Herein consists the very nature of the proud man: instead of thanking God for condescending to make use of him for a good purpose and for giving him grace, he looks upon whatever good he does as something, which comes from himself, not from God. Let us go into a few details and you will see that there are hardly any exceptions to this general sin of pride. The old and the young, the rich and the poor, all suffer from it. Each and everyone congratulates himself and flatters himself because of what he is or of what he does — or rather because of what he is not and what he does not. Everyone applauds himself and loves also to be applauded. Everyone rushes to solicit the praises of the rest of the world, and everyone strives to draw them to himself. In this way are the lives of the great majority of people passed.
The door by which pride enters with the greatest ease and strength is the door of wealth. Just as soon as someone improves his possessions and his sources of wealth, you will observe him change his mode of life. He will act as Jesus Christ told us the Pharisees liked to act: these people love to be called master and to have people saluting them. They like the first places. They begin to appear in better clothes. They leave behind their air of simplicity. If you salute them, they will, with difficulty, nod to you without raising their hats.
Walking with their heads in the air, they will study to find the finest words for everything, though quite often, they do not even know the meaning of the words, and they love to repeat them. In order to show that his wealth has been increased, this man will make your head swim with stories of the legacies he is going to receive. Others are preoccupied with their labours to become highly esteemed and praised. If one of them has succeeded in some undertaking, he will rush to make it known as widely as possible so that his would-be wisdom and cleverness may be spread far and wide. If another has said something, which has gained approval or interest, he will deafen everyone he knows with repetition of it, until they are bored to death and make fun of him. If such vain and boastful people do any travelling at all, you will hear them exaggerating a hundred times all that they said and did to such an extent that you feel sorry for the people who have to listen to them. They think that they appear very brilliant, though people are scoffing at them in secret. No one can stop them from talking about themselves: one well known braggart convinced himself that people believed everything he said! . . . .
Observe a person of some standing scrutinising the work of someone else. He will find a hundred faults with it and will say: "Ah, what can you expect? He does not know any better!"
But since the proud person never depreciates the merit of someone else without increasing his own importance, he will hurry on then to speak of some work, which he has done, which So-and-So has considered so well executed that he has talked about it to many others.

§ Excerpted records:
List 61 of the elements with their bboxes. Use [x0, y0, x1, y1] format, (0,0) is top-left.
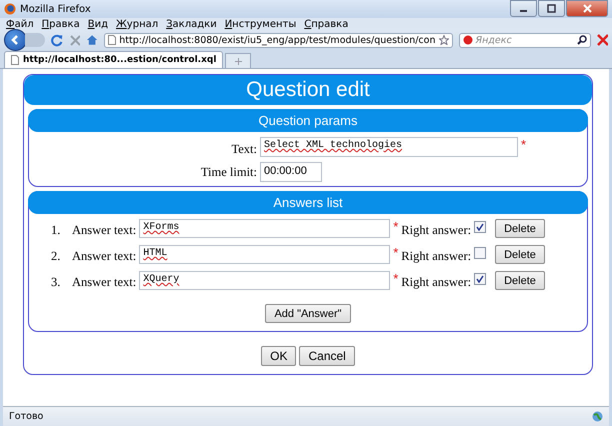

--

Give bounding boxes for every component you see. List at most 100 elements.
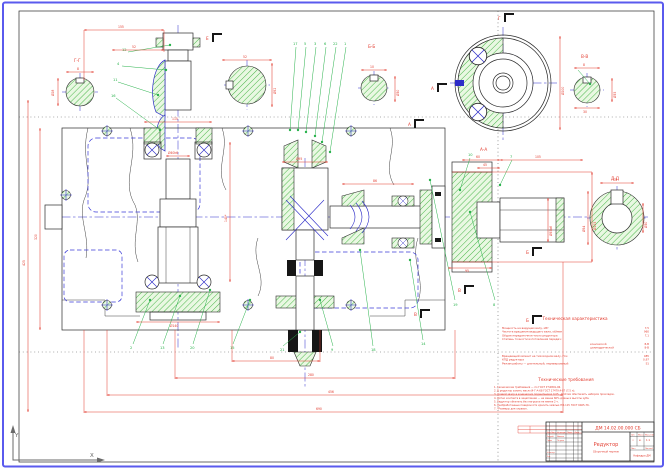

§ Directions:
1: Quote from the passage on pride everything from "Observe a person" down to "to many others.".
2: Answer the following questions using the passage on pride.
(a) Through which door does pride enter with the greatest ease and strength?
(b) With stories of what does the man whose wealth has increased make one's head swim?
(c) What does the person of some standing say after finding a hundred faults with someone else's work?

§ Solution set:
1:
Observe a person of some standing scrutinising the work of someone else. He will find a hundred faults with it and will say: "Ah, what can you expect? He does not know any better!"
But since the proud person never depreciates the merit of someone else without increasing his own importance, he will hurry on then to speak of some work, which he has done, which So-and-So has considered so well executed that he has talked about it to many others.

2:
(a) The door of wealth.
(b) The legacies he is going to receive.
(c) "Ah, what can you expect? He does not know any better!"